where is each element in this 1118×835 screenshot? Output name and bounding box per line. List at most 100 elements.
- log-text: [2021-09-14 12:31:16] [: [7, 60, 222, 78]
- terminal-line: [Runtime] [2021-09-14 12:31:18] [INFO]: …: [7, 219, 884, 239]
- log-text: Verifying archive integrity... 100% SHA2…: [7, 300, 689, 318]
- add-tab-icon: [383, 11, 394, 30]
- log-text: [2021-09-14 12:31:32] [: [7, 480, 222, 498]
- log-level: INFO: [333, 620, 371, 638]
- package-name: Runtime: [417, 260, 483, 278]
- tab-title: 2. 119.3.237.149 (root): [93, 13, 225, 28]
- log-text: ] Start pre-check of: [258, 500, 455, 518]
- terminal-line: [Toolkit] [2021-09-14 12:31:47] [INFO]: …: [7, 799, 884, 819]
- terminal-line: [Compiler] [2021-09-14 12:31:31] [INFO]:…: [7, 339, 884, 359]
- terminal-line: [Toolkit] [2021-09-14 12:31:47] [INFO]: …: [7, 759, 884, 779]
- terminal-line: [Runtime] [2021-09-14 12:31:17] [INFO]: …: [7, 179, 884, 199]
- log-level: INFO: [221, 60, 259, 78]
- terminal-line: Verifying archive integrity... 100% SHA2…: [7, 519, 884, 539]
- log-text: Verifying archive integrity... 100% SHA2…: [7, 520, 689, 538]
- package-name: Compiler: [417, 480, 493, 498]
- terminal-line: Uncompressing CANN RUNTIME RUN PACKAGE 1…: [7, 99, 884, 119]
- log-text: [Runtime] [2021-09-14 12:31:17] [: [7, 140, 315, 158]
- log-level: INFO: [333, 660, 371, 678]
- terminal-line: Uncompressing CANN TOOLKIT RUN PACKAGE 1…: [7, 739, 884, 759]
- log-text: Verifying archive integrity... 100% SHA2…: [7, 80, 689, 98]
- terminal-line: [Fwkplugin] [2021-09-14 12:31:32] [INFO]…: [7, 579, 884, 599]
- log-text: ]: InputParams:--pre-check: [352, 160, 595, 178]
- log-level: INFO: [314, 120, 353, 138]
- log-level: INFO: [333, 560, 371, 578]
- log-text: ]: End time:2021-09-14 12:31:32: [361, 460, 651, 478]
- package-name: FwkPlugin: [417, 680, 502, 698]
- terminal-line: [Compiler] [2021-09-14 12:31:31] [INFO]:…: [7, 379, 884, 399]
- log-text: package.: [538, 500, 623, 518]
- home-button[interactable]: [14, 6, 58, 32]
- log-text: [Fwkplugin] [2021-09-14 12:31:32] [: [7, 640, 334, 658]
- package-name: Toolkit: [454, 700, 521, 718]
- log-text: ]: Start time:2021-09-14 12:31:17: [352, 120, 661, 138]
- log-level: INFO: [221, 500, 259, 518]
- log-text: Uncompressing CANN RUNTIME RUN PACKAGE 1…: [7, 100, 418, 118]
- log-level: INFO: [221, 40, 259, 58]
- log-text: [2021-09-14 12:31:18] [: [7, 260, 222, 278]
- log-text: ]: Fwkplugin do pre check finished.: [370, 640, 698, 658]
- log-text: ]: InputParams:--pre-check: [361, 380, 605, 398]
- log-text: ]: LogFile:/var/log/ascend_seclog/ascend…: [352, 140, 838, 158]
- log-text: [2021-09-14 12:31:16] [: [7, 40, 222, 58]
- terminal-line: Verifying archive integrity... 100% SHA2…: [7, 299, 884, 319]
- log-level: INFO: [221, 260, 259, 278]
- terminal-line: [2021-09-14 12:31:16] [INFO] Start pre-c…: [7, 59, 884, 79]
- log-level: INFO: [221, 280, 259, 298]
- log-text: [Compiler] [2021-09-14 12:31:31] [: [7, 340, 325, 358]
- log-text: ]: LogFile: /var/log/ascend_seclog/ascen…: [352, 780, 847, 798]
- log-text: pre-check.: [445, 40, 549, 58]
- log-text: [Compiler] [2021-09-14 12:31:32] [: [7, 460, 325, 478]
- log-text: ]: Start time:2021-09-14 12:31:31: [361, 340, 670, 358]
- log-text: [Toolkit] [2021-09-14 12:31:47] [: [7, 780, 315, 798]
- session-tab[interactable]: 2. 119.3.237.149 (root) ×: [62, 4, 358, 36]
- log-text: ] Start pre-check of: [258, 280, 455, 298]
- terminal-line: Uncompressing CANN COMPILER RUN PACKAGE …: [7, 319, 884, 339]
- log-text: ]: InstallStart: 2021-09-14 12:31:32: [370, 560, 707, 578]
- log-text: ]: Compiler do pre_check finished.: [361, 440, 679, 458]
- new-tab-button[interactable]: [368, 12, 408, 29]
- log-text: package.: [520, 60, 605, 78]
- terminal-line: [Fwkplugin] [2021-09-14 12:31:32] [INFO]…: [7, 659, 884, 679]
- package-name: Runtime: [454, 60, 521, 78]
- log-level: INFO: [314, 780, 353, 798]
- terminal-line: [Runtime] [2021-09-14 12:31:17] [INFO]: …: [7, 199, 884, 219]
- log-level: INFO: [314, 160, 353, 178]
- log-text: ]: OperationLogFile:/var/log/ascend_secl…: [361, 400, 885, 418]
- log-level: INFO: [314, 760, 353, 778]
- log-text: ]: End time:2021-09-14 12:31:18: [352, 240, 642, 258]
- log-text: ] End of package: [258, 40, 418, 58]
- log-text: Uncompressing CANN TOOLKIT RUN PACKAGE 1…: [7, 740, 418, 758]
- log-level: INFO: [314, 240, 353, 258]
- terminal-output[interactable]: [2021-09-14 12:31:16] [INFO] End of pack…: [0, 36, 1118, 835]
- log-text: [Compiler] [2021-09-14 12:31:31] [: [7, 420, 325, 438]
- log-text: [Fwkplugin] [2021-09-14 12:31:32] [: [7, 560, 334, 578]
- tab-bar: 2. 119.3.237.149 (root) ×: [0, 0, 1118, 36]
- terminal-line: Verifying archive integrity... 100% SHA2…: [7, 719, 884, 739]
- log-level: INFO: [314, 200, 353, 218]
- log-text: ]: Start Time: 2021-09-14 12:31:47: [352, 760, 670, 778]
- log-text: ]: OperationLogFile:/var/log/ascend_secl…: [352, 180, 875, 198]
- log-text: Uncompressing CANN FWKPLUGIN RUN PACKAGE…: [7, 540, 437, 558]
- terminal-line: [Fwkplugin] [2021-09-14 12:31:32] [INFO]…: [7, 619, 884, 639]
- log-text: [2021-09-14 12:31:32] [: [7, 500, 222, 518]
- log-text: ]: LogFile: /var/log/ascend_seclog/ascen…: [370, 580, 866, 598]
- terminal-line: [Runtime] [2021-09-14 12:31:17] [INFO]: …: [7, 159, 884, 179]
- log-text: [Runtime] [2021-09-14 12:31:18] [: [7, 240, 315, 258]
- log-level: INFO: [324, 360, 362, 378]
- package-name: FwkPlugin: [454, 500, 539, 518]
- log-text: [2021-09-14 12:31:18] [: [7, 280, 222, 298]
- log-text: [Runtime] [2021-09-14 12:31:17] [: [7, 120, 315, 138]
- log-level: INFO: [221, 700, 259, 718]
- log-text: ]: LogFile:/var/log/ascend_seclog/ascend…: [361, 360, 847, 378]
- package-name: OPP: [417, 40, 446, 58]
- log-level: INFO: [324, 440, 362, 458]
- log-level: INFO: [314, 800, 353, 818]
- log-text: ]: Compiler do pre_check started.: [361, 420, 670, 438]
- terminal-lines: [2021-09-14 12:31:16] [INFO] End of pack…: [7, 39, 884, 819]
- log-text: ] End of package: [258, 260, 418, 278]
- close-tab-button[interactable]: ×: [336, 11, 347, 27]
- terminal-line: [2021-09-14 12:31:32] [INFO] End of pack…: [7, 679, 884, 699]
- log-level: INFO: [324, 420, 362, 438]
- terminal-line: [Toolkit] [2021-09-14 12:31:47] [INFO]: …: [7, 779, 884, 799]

_ _ _

Write out the records verbatim, from their first line through the line that holds "- log-text: Uncompressing CANN RUNTIME", with both of those lines included.

where is each element in this 1118×835 screenshot? Output name and bounding box per line. List at most 100 elements.
- log-text: [2021-09-14 12:31:16] [: [7, 60, 222, 78]
- terminal-line: [Runtime] [2021-09-14 12:31:18] [INFO]: …: [7, 219, 884, 239]
- log-text: Verifying archive integrity... 100% SHA2…: [7, 300, 689, 318]
- add-tab-icon: [383, 11, 394, 30]
- log-text: [2021-09-14 12:31:32] [: [7, 480, 222, 498]
- log-level: INFO: [333, 620, 371, 638]
- package-name: Runtime: [417, 260, 483, 278]
- tab-title: 2. 119.3.237.149 (root): [93, 13, 225, 28]
- log-text: ] Start pre-check of: [258, 500, 455, 518]
- terminal-line: [Toolkit] [2021-09-14 12:31:47] [INFO]: …: [7, 799, 884, 819]
- terminal-line: [Compiler] [2021-09-14 12:31:31] [INFO]:…: [7, 339, 884, 359]
- terminal-line: [Toolkit] [2021-09-14 12:31:47] [INFO]: …: [7, 759, 884, 779]
- terminal-line: [Runtime] [2021-09-14 12:31:17] [INFO]: …: [7, 179, 884, 199]
- log-level: INFO: [221, 60, 259, 78]
- terminal-line: Verifying archive integrity... 100% SHA2…: [7, 519, 884, 539]
- log-text: Verifying archive integrity... 100% SHA2…: [7, 520, 689, 538]
- package-name: Compiler: [417, 480, 493, 498]
- terminal-line: Uncompressing CANN RUNTIME RUN PACKAGE 1…: [7, 99, 884, 119]
- log-text: [Runtime] [2021-09-14 12:31:17] [: [7, 140, 315, 158]
- log-level: INFO: [333, 660, 371, 678]
- terminal-line: Uncompressing CANN TOOLKIT RUN PACKAGE 1…: [7, 739, 884, 759]
- log-text: Verifying archive integrity... 100% SHA2…: [7, 80, 689, 98]
- terminal-line: [Fwkplugin] [2021-09-14 12:31:32] [INFO]…: [7, 579, 884, 599]
- log-text: ]: InputParams:--pre-check: [352, 160, 595, 178]
- log-level: INFO: [314, 120, 353, 138]
- log-level: INFO: [333, 560, 371, 578]
- log-text: ]: End time:2021-09-14 12:31:32: [361, 460, 651, 478]
- package-name: FwkPlugin: [417, 680, 502, 698]
- terminal-line: [Compiler] [2021-09-14 12:31:31] [INFO]:…: [7, 379, 884, 399]
- log-text: package.: [538, 500, 623, 518]
- home-button[interactable]: [14, 6, 58, 32]
- log-text: [Fwkplugin] [2021-09-14 12:31:32] [: [7, 640, 334, 658]
- package-name: Toolkit: [454, 700, 521, 718]
- log-text: ]: Start time:2021-09-14 12:31:17: [352, 120, 661, 138]
- log-level: INFO: [221, 500, 259, 518]
- log-text: Uncompressing CANN RUNTIME RUN PACKAGE 1…: [7, 100, 418, 118]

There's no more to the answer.